What is expected
Print the whole listing exactly.

[Collected data entries]
■ ■ ■ ■ ■ ■ ■

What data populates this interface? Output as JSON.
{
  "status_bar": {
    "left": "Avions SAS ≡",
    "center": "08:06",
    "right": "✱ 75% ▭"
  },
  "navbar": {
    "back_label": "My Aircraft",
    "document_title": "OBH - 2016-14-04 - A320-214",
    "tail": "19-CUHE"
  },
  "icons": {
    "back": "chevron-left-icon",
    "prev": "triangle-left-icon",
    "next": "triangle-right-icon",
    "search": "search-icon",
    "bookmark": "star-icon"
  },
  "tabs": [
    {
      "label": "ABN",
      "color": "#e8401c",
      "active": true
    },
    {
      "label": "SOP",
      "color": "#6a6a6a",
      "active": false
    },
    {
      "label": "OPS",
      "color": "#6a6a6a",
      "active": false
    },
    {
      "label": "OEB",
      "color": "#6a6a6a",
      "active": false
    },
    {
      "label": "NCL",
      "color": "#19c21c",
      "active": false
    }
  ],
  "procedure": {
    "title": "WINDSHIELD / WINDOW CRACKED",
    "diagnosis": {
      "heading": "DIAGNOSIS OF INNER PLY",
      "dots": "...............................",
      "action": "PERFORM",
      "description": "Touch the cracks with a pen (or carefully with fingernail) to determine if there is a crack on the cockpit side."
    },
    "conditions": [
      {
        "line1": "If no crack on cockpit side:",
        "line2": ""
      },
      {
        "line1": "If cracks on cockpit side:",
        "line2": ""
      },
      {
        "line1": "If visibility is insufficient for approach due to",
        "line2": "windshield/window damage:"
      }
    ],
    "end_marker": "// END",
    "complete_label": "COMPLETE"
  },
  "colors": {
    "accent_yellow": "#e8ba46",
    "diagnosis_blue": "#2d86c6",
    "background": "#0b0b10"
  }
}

■ ■ ■ ■ ■ ■ ■

The answer
What data populates this interface? Output as JSON.
{
  "status_bar": {
    "left": "Avions SAS ≡",
    "center": "08:06",
    "right": "✱ 75% ▭"
  },
  "navbar": {
    "back_label": "My Aircraft",
    "document_title": "OBH - 2016-14-04 - A320-214",
    "tail": "19-CUHE"
  },
  "icons": {
    "back": "chevron-left-icon",
    "prev": "triangle-left-icon",
    "next": "triangle-right-icon",
    "search": "search-icon",
    "bookmark": "star-icon"
  },
  "tabs": [
    {
      "label": "ABN",
      "color": "#e8401c",
      "active": true
    },
    {
      "label": "SOP",
      "color": "#6a6a6a",
      "active": false
    },
    {
      "label": "OPS",
      "color": "#6a6a6a",
      "active": false
    },
    {
      "label": "OEB",
      "color": "#6a6a6a",
      "active": false
    },
    {
      "label": "NCL",
      "color": "#19c21c",
      "active": false
    }
  ],
  "procedure": {
    "title": "WINDSHIELD / WINDOW CRACKED",
    "diagnosis": {
      "heading": "DIAGNOSIS OF INNER PLY",
      "dots": "...............................",
      "action": "PERFORM",
      "description": "Touch the cracks with a pen (or carefully with fingernail) to determine if there is a crack on the cockpit side."
    },
    "conditions": [
      {
        "line1": "If no crack on cockpit side:",
        "line2": ""
      },
      {
        "line1": "If cracks on cockpit side:",
        "line2": ""
      },
      {
        "line1": "If visibility is insufficient for approach due to",
        "line2": "windshield/window damage:"
      }
    ],
    "end_marker": "// END",
    "complete_label": "COMPLETE"
  },
  "colors": {
    "accent_yellow": "#e8ba46",
    "diagnosis_blue": "#2d86c6",
    "background": "#0b0b10"
  }
}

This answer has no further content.